Pull out every line below that holds the word "указанный".

[Begin]

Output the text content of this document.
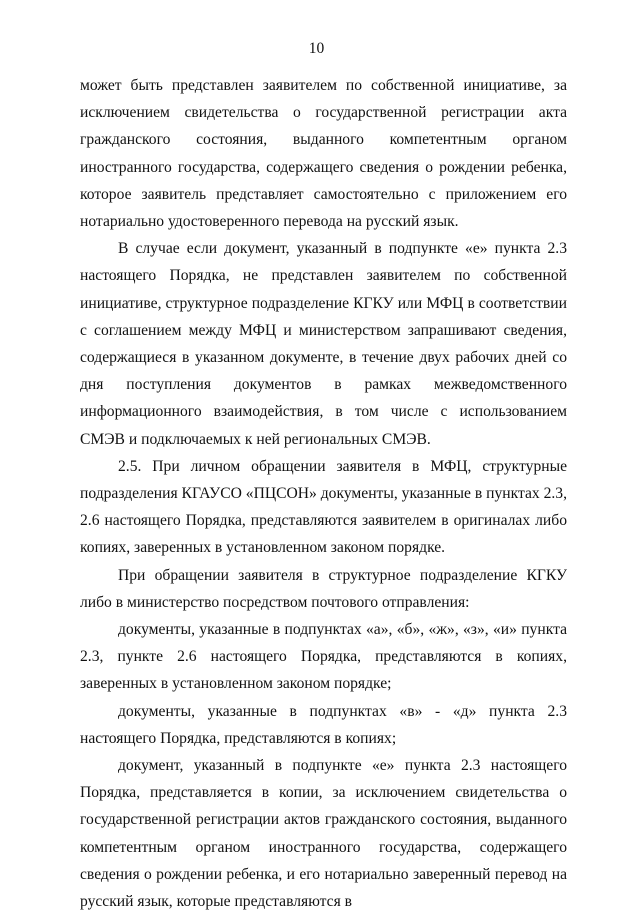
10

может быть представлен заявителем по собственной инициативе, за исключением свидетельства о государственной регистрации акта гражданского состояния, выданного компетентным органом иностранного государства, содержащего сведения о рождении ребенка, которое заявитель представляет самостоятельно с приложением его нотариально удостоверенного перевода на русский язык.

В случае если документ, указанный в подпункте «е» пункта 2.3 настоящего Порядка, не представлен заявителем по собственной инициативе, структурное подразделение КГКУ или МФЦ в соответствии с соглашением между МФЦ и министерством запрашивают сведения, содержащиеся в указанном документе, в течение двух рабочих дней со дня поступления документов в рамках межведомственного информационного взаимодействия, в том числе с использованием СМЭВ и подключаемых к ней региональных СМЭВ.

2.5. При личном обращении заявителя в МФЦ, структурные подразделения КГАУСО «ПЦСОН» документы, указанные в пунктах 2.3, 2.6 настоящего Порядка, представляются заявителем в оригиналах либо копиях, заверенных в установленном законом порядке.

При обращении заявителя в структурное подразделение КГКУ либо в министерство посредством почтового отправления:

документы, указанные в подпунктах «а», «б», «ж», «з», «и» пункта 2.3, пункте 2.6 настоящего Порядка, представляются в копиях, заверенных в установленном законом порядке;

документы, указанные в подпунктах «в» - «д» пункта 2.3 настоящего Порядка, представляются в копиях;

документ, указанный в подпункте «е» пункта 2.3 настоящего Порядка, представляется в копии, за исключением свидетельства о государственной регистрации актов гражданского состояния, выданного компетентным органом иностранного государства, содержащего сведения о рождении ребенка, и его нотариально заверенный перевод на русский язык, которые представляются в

[End]

• _FULL RESPONSE_:
В случае если документ, указанный в подпункте «е» пункта 2.3 настоящего Порядка, не представлен заявителем по собственной инициативе, структурное подразделение КГКУ или МФЦ в соответствии с соглашением между МФЦ и министерством запрашивают сведения, содержащиеся в указанном документе, в течение двух рабочих дней со дня поступления документов в рамках межведомственного информационного взаимодействия, в том числе с использованием СМЭВ и подключаемых к ней региональных СМЭВ.
документ, указанный в подпункте «е» пункта 2.3 настоящего Порядка, представляется в копии, за исключением свидетельства о государственной регистрации актов гражданского состояния, выданного компетентным органом иностранного государства, содержащего сведения о рождении ребенка, и его нотариально заверенный перевод на русский язык, которые представляются в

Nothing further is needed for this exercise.